**Extracted data**
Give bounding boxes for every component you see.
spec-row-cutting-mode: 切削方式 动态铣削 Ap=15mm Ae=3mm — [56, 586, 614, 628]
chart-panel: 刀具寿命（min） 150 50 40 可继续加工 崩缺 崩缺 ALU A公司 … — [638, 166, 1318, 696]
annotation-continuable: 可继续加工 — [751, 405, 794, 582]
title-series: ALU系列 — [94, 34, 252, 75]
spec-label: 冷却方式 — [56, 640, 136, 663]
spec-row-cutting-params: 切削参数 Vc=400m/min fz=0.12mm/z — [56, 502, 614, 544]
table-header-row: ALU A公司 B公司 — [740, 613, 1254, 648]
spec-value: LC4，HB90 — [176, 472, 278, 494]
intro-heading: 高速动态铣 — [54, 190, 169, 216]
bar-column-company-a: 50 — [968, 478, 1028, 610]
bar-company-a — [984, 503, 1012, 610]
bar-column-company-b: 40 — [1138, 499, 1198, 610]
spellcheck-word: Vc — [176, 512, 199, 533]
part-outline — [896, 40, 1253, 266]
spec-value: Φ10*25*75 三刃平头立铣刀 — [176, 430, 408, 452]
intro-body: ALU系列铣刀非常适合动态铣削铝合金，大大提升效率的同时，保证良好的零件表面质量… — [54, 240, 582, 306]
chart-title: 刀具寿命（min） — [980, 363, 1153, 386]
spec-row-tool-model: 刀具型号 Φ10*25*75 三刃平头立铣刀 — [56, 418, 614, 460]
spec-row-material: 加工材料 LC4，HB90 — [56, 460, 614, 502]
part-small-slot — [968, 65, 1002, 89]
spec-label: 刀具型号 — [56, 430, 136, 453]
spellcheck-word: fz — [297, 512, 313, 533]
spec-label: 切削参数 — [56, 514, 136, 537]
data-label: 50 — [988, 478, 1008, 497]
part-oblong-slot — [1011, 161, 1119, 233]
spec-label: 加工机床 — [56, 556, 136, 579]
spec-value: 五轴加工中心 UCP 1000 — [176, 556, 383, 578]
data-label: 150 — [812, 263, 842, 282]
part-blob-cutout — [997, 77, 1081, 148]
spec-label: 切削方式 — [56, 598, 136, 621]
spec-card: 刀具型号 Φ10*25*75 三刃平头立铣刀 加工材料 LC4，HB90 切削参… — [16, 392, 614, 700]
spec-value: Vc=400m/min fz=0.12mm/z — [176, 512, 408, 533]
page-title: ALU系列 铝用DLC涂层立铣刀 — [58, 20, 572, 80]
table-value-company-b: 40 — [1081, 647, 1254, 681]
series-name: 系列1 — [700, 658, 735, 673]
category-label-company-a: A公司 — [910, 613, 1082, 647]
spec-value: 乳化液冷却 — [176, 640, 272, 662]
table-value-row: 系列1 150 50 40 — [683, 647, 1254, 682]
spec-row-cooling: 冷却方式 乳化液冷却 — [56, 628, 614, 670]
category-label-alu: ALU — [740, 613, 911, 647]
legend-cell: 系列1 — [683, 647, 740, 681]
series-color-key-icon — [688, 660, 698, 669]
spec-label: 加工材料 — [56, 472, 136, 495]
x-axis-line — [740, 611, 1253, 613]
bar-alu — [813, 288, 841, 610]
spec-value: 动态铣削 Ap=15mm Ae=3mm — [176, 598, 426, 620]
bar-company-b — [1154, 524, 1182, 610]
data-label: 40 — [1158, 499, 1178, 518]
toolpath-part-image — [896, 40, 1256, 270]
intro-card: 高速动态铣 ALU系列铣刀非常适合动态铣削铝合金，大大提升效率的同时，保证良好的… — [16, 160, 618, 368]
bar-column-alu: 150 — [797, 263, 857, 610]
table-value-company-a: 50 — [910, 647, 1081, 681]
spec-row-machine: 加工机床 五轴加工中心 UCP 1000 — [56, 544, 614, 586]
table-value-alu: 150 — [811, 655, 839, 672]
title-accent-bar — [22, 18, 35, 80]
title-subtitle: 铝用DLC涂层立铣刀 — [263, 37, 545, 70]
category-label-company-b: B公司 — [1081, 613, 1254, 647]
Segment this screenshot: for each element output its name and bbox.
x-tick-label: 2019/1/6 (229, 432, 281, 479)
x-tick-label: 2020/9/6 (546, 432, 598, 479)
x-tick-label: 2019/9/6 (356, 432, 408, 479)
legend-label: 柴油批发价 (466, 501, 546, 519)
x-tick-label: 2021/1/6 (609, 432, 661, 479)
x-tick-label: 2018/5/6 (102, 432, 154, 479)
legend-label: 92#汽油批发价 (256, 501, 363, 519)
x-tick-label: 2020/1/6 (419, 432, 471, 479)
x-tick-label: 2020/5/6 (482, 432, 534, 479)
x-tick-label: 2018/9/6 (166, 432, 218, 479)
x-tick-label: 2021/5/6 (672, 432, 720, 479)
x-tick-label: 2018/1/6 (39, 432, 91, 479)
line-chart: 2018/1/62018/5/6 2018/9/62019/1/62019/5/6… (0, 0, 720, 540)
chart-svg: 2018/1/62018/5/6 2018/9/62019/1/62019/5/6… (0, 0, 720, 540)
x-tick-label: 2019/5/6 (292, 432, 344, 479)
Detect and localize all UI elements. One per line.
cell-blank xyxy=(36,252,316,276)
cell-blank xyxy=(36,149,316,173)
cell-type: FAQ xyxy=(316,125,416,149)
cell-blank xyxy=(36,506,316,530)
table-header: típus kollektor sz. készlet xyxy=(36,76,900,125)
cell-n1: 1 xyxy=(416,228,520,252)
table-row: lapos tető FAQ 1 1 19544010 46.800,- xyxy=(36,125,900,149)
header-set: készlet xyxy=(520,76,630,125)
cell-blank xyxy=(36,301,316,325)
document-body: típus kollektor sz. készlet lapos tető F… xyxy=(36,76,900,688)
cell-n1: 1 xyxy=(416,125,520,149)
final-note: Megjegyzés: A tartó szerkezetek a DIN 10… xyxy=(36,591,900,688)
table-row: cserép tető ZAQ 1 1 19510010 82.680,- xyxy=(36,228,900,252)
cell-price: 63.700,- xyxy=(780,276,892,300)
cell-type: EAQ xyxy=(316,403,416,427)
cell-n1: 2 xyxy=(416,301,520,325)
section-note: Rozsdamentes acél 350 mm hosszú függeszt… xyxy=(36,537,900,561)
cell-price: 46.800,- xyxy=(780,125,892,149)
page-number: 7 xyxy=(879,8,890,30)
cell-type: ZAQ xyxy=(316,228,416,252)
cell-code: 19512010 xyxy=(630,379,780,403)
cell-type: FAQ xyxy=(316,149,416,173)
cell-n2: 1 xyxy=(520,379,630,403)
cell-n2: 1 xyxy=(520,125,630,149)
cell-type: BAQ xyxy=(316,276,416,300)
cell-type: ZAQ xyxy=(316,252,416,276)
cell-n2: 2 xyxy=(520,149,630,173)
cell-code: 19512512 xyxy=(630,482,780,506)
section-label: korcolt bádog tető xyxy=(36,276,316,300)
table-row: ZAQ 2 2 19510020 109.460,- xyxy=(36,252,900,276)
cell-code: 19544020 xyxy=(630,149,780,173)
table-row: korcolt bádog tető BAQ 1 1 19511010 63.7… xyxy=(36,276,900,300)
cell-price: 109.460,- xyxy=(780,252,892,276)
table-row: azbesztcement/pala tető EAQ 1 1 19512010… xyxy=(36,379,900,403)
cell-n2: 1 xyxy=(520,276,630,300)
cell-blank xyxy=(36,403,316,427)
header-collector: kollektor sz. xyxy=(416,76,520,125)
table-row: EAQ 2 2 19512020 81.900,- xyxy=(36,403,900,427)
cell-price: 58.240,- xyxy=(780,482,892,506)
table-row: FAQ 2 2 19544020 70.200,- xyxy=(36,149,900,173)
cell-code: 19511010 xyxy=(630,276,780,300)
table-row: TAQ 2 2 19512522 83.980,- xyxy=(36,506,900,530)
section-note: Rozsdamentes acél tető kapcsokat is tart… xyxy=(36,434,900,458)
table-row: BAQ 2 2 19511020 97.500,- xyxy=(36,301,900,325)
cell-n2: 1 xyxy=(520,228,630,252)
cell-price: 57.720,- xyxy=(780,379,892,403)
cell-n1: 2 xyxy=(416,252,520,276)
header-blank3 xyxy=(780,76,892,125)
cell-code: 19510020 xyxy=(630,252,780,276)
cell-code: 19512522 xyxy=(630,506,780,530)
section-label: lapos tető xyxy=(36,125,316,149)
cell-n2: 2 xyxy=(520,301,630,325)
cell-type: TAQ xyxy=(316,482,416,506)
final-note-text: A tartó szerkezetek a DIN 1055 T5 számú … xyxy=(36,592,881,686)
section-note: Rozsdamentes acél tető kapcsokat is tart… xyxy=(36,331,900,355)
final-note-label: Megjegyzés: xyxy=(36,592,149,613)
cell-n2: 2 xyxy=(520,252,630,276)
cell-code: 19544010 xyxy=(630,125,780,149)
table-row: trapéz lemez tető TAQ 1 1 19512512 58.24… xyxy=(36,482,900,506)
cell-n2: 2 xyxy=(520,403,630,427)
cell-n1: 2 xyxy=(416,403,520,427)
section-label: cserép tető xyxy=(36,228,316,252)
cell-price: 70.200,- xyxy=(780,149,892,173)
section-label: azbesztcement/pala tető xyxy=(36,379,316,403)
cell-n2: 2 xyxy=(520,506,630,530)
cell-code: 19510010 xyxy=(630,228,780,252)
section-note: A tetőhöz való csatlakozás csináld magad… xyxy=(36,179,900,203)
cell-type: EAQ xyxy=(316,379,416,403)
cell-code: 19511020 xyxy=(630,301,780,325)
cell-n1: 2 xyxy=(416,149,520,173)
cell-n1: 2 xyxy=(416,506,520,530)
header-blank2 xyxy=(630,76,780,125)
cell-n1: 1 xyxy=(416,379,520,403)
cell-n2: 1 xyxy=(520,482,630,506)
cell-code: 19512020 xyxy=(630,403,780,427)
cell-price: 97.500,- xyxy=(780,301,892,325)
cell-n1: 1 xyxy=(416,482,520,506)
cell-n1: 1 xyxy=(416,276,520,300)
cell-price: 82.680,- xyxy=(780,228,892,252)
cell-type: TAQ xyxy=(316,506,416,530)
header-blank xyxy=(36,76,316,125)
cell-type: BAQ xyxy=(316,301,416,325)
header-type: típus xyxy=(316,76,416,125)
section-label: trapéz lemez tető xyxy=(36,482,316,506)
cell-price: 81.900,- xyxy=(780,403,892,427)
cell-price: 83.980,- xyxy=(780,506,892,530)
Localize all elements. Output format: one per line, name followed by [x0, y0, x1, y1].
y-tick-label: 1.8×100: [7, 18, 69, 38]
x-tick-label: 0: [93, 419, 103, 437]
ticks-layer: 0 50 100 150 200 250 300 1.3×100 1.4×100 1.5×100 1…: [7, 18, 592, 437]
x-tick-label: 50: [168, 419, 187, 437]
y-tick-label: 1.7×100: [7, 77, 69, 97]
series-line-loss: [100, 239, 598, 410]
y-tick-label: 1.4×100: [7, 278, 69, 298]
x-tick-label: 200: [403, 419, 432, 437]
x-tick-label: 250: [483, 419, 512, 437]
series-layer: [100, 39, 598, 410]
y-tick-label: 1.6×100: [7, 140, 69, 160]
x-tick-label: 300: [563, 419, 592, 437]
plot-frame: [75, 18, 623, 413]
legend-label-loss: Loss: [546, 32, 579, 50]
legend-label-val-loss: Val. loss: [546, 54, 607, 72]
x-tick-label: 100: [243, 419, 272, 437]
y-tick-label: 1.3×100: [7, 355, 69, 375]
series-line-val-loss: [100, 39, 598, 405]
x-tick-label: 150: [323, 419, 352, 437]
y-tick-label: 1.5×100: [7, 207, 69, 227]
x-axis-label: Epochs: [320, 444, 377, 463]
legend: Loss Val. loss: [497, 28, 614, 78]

**Problem**
Select every line in the records that contains the string "title", and copy each of those lines.

**Solution**
title-series: ALU系列 — [94, 34, 252, 75]
chart-title: 刀具寿命（min） — [980, 363, 1153, 386]
page-title: ALU系列 铝用DLC涂层立铣刀 — [58, 20, 572, 80]
title-accent-bar — [22, 18, 35, 80]
title-subtitle: 铝用DLC涂层立铣刀 — [263, 37, 545, 70]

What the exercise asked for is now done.